== Input material ==

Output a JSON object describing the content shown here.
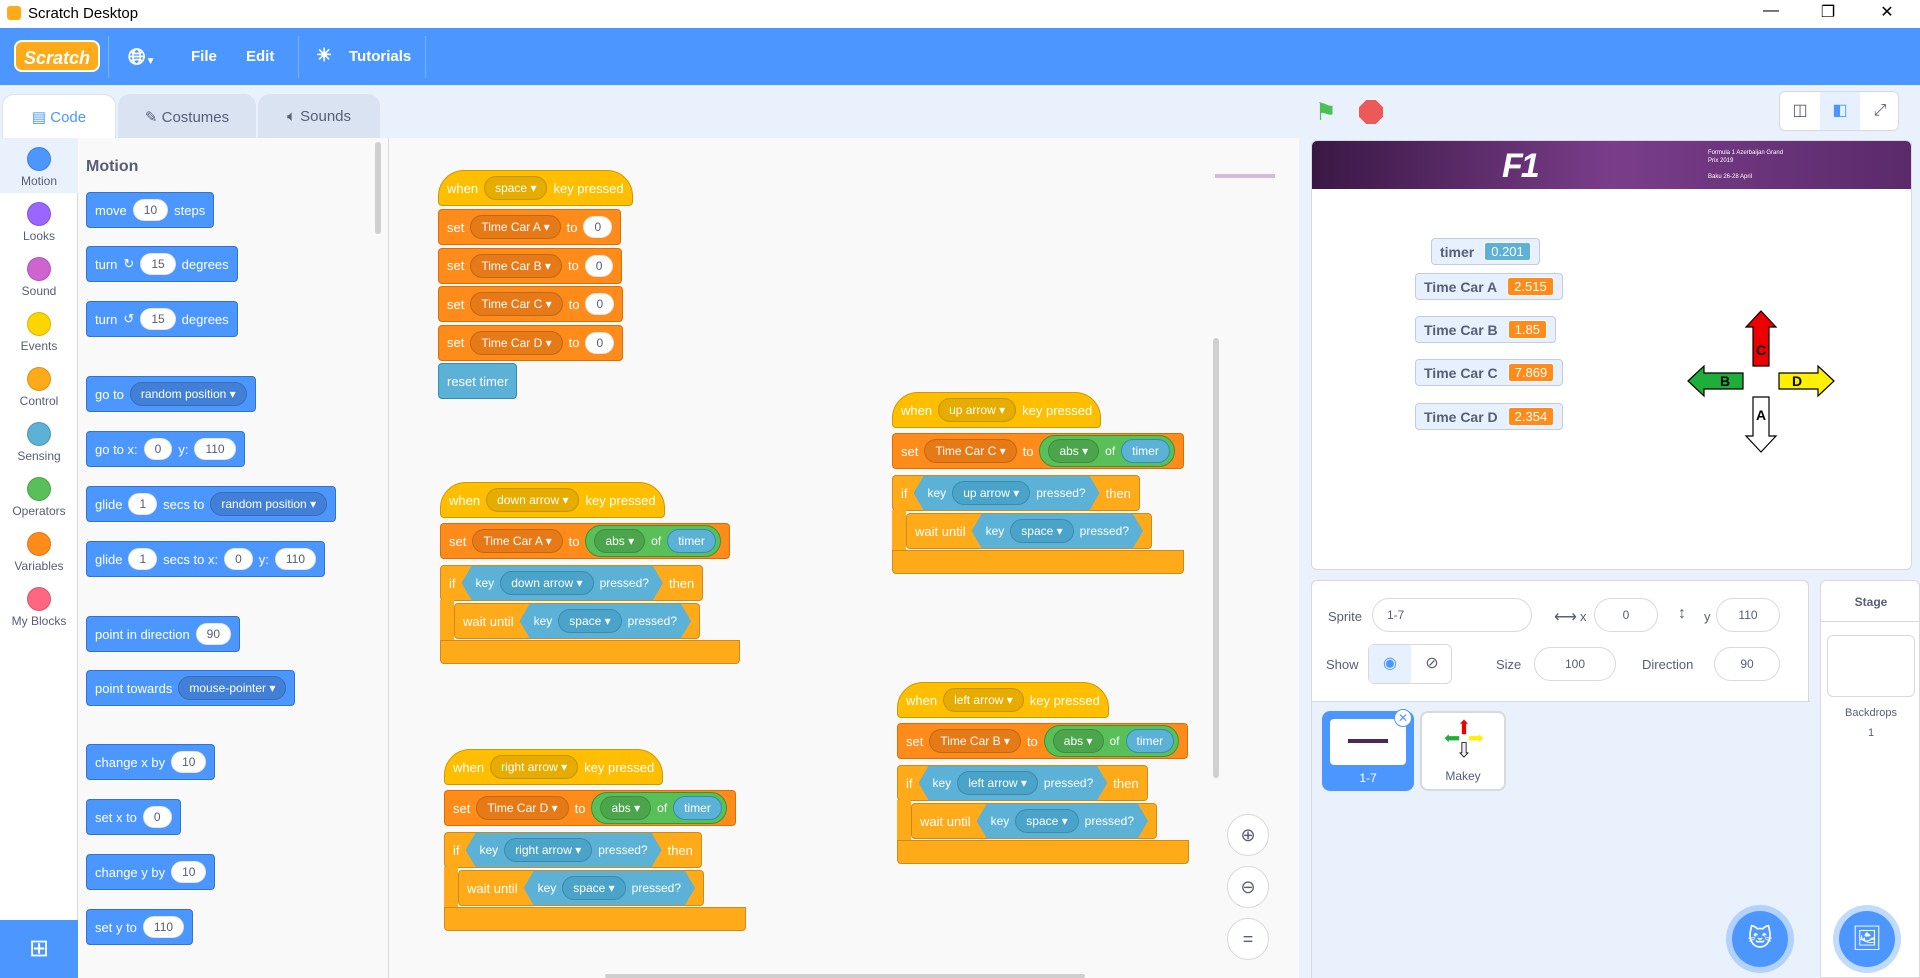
{
  "titlebar": {
    "title": "Scratch Desktop",
    "minimize": "—",
    "maximize": "❐",
    "close": "✕"
  },
  "menubar": {
    "logo": "Scratch",
    "language_icon": "globe-icon",
    "file": "File",
    "edit": "Edit",
    "tutorials": "Tutorials"
  },
  "tabs": {
    "code": "Code",
    "costumes": "Costumes",
    "sounds": "Sounds"
  },
  "categories": [
    {
      "label": "Motion",
      "color": "#4c97ff"
    },
    {
      "label": "Looks",
      "color": "#9966ff"
    },
    {
      "label": "Sound",
      "color": "#cf63cf"
    },
    {
      "label": "Events",
      "color": "#ffd500"
    },
    {
      "label": "Control",
      "color": "#ffab19"
    },
    {
      "label": "Sensing",
      "color": "#5cb1d6"
    },
    {
      "label": "Operators",
      "color": "#59c059"
    },
    {
      "label": "Variables",
      "color": "#ff8c1a"
    },
    {
      "label": "My Blocks",
      "color": "#ff6680"
    }
  ],
  "palette": {
    "heading": "Motion",
    "move": {
      "a": "move",
      "v": "10",
      "b": "steps"
    },
    "turn_right": {
      "a": "turn",
      "v": "15",
      "b": "degrees"
    },
    "turn_left": {
      "a": "turn",
      "v": "15",
      "b": "degrees"
    },
    "goto": {
      "a": "go to",
      "v": "random position"
    },
    "gotoxy": {
      "a": "go to x:",
      "x": "0",
      "b": "y:",
      "y": "110"
    },
    "glide1": {
      "a": "glide",
      "v": "1",
      "b": "secs to",
      "t": "random position"
    },
    "glide2": {
      "a": "glide",
      "v": "1",
      "b": "secs to x:",
      "x": "0",
      "c": "y:",
      "y": "110"
    },
    "pointdir": {
      "a": "point in direction",
      "v": "90"
    },
    "pointtowards": {
      "a": "point towards",
      "v": "mouse-pointer"
    },
    "changex": {
      "a": "change x by",
      "v": "10"
    },
    "setx": {
      "a": "set x to",
      "v": "0"
    },
    "changey": {
      "a": "change y by",
      "v": "10"
    },
    "sety": {
      "a": "set y to",
      "v": "110"
    }
  },
  "scripts": {
    "s1": {
      "when": "when",
      "key": "space",
      "pressed": "key pressed",
      "set": "set",
      "to": "to",
      "vars": [
        "Time Car A",
        "Time Car B",
        "Time Car C",
        "Time Car D"
      ],
      "vals": [
        "0",
        "0",
        "0",
        "0"
      ],
      "reset": "reset timer"
    },
    "s2": {
      "when": "when",
      "key": "down arrow",
      "pressed": "key pressed",
      "set": "set",
      "var": "Time Car A",
      "to": "to",
      "abs": "abs",
      "of": "of",
      "timer": "timer",
      "if": "if",
      "keyword": "key",
      "ifkey": "down arrow",
      "pressedq": "pressed?",
      "then": "then",
      "wait": "wait until",
      "waitkey": "space"
    },
    "s3": {
      "when": "when",
      "key": "right arrow",
      "pressed": "key pressed",
      "set": "set",
      "var": "Time Car D",
      "to": "to",
      "abs": "abs",
      "of": "of",
      "timer": "timer",
      "if": "if",
      "keyword": "key",
      "ifkey": "right arrow",
      "pressedq": "pressed?",
      "then": "then",
      "wait": "wait until",
      "waitkey": "space"
    },
    "s4": {
      "when": "when",
      "key": "up arrow",
      "pressed": "key pressed",
      "set": "set",
      "var": "Time Car C",
      "to": "to",
      "abs": "abs",
      "of": "of",
      "timer": "timer",
      "if": "if",
      "keyword": "key",
      "ifkey": "up arrow",
      "pressedq": "pressed?",
      "then": "then",
      "wait": "wait until",
      "waitkey": "space"
    },
    "s5": {
      "when": "when",
      "key": "left arrow",
      "pressed": "key pressed",
      "set": "set",
      "var": "Time Car B",
      "to": "to",
      "abs": "abs",
      "of": "of",
      "timer": "timer",
      "if": "if",
      "keyword": "key",
      "ifkey": "left arrow",
      "pressedq": "pressed?",
      "then": "then",
      "wait": "wait until",
      "waitkey": "space"
    }
  },
  "stage": {
    "banner": {
      "text": "Formula 1 Azerbaijan Grand Prix 2019",
      "dates": "Baku 26-28 April"
    },
    "monitors": [
      {
        "label": "timer",
        "value": "0.201",
        "color": "#5cb1d6"
      },
      {
        "label": "Time Car A",
        "value": "2.515",
        "color": "#ff8c1a"
      },
      {
        "label": "Time Car B",
        "value": "1.85",
        "color": "#ff8c1a"
      },
      {
        "label": "Time Car C",
        "value": "7.869",
        "color": "#ff8c1a"
      },
      {
        "label": "Time Car D",
        "value": "2.354",
        "color": "#ff8c1a"
      }
    ],
    "arrows": {
      "up": "C",
      "left": "B",
      "right": "D",
      "down": "A"
    }
  },
  "sprite_info": {
    "sprite_label": "Sprite",
    "sprite_name": "1-7",
    "x_label": "x",
    "x": "0",
    "y_label": "y",
    "y": "110",
    "show_label": "Show",
    "size_label": "Size",
    "size": "100",
    "direction_label": "Direction",
    "direction": "90"
  },
  "sprites": [
    {
      "name": "1-7"
    },
    {
      "name": "Makey"
    }
  ],
  "stage_pane": {
    "title": "Stage",
    "backdrops_label": "Backdrops",
    "backdrops_count": "1"
  }
}
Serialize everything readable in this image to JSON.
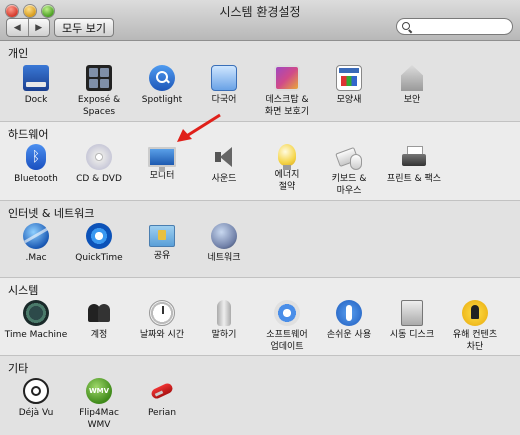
{
  "window": {
    "title": "시스템 환경설정",
    "show_all_label": "모두 보기",
    "back_glyph": "◀",
    "forward_glyph": "▶",
    "search": {
      "value": "",
      "placeholder": ""
    }
  },
  "sections": [
    {
      "title": "개인",
      "items": [
        {
          "label": "Dock",
          "icon": "dock-icon"
        },
        {
          "label": "Exposé &\nSpaces",
          "icon": "expose-spaces-icon"
        },
        {
          "label": "Spotlight",
          "icon": "spotlight-icon"
        },
        {
          "label": "다국어",
          "icon": "international-icon"
        },
        {
          "label": "데스크탑 &\n화면 보호기",
          "icon": "desktop-screensaver-icon"
        },
        {
          "label": "모양새",
          "icon": "appearance-icon"
        },
        {
          "label": "보안",
          "icon": "security-icon"
        }
      ]
    },
    {
      "title": "하드웨어",
      "items": [
        {
          "label": "Bluetooth",
          "icon": "bluetooth-icon"
        },
        {
          "label": "CD & DVD",
          "icon": "cd-dvd-icon"
        },
        {
          "label": "모니터",
          "icon": "displays-icon"
        },
        {
          "label": "사운드",
          "icon": "sound-icon"
        },
        {
          "label": "에너지\n절약",
          "icon": "energy-saver-icon"
        },
        {
          "label": "키보드 &\n마우스",
          "icon": "keyboard-mouse-icon"
        },
        {
          "label": "프린트 & 팩스",
          "icon": "print-fax-icon"
        }
      ]
    },
    {
      "title": "인터넷 & 네트워크",
      "items": [
        {
          "label": ".Mac",
          "icon": "dotmac-icon"
        },
        {
          "label": "QuickTime",
          "icon": "quicktime-icon"
        },
        {
          "label": "공유",
          "icon": "sharing-icon"
        },
        {
          "label": "네트워크",
          "icon": "network-icon"
        }
      ]
    },
    {
      "title": "시스템",
      "items": [
        {
          "label": "Time Machine",
          "icon": "time-machine-icon"
        },
        {
          "label": "계정",
          "icon": "accounts-icon"
        },
        {
          "label": "날짜와 시간",
          "icon": "date-time-icon"
        },
        {
          "label": "말하기",
          "icon": "speech-icon"
        },
        {
          "label": "소프트웨어\n업데이트",
          "icon": "software-update-icon"
        },
        {
          "label": "손쉬운 사용",
          "icon": "universal-access-icon"
        },
        {
          "label": "시동 디스크",
          "icon": "startup-disk-icon"
        },
        {
          "label": "유해 컨텐츠\n차단",
          "icon": "parental-controls-icon"
        }
      ]
    },
    {
      "title": "기타",
      "items": [
        {
          "label": "Déjà Vu",
          "icon": "deja-vu-icon"
        },
        {
          "label": "Flip4Mac\nWMV",
          "icon": "flip4mac-wmv-icon"
        },
        {
          "label": "Perian",
          "icon": "perian-icon"
        }
      ]
    }
  ],
  "icon_text": {
    "bluetooth": "ᛒ",
    "wmv": "WMV"
  },
  "colors": {
    "arrow": "#e0201a"
  }
}
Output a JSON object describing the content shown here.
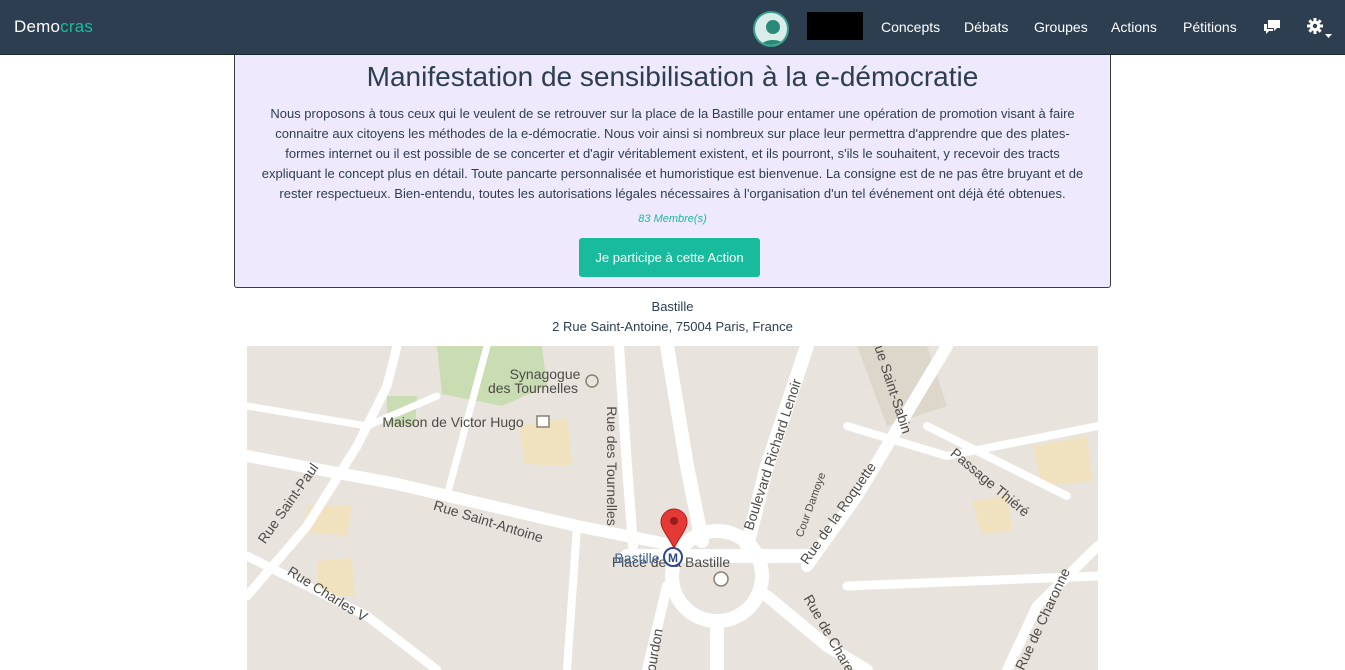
{
  "navbar": {
    "brand_part1": "Demo",
    "brand_part2": "cras",
    "links": [
      "Concepts",
      "Débats",
      "Groupes",
      "Actions",
      "Pétitions"
    ],
    "icons": [
      "chat-icon",
      "gear-icon",
      "caret-down-icon"
    ]
  },
  "action": {
    "title": "Manifestation de sensibilisation à la e-démocratie",
    "description": "Nous proposons à tous ceux qui le veulent de se retrouver sur la place de la Bastille pour entamer une opération de promotion visant à faire connaitre aux citoyens les méthodes de la e-démocratie. Nous voir ainsi si nombreux sur place leur permettra d'apprendre que des plates-formes internet ou il est possible de se concerter et d'agir véritablement existent, et ils pourront, s'ils le souhaitent, y recevoir des tracts expliquant le concept plus en détail. Toute pancarte personnalisée et humoristique est bienvenue. La consigne est de ne pas être bruyant et de rester respectueux. Bien-entendu, toutes les autorisations légales nécessaires à l'organisation d'un tel événement ont déjà été obtenues.",
    "members_count": "83",
    "members_label": "Membre(s)",
    "join_button": "Je participe à cette Action"
  },
  "location": {
    "name": "Bastille",
    "address": "2 Rue Saint-Antoine, 75004 Paris, France"
  },
  "map": {
    "labels": {
      "synagogue_1": "Synagogue",
      "synagogue_2": "des Tournelles",
      "victor_hugo": "Maison de Victor Hugo",
      "rue_tournelles": "Rue des Tournelles",
      "bd_richard_lenoir": "Boulevard Richard Lenoir",
      "rue_st_sabin": "Rue Saint-Sabin",
      "passage_thiere": "Passage Thiéré",
      "rue_st_paul": "Rue Saint-Paul",
      "rue_st_antoine": "Rue Saint-Antoine",
      "cour_damoye": "Cour Damoye",
      "rue_roquette": "Rue de la Roquette",
      "rue_charles_v": "Rue Charles V",
      "bastille_station": "Bastille",
      "place_bastille": "Place de la Bastille",
      "rue_charenton": "Rue de Chare",
      "rue_charonne": "Rue de Charonne",
      "bourdon": "ourdon"
    },
    "metro_symbol": "M"
  },
  "colors": {
    "navbar_bg": "#2c3e50",
    "accent": "#18bc9c",
    "panel_bg": "#efe9fd",
    "marker": "#e53935"
  }
}
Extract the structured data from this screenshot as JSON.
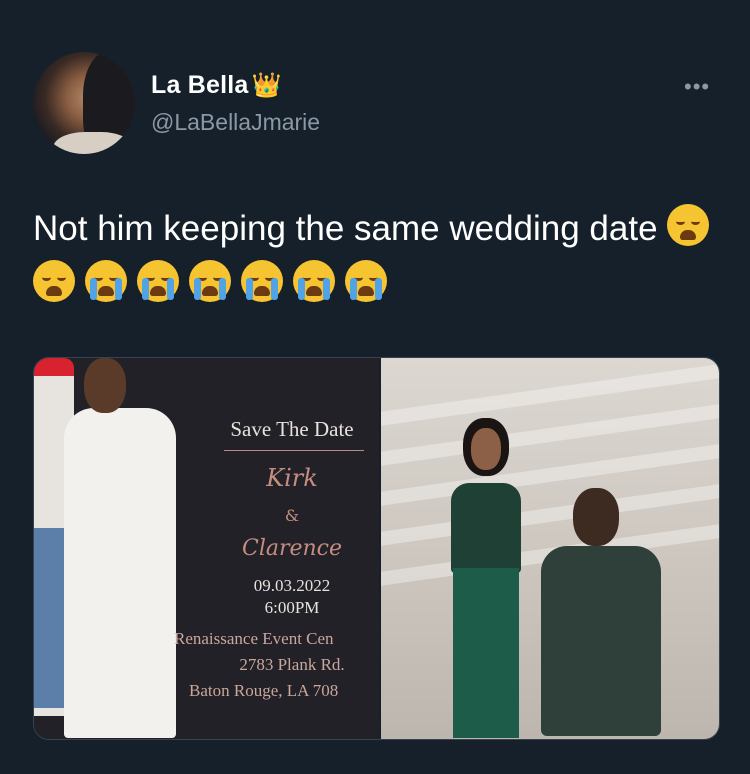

===

§ **Exercise prompt**: Check each line of the data above for the string "Tournelles", then report how many lines have it, with no other words.

§ **Complete answer**: 2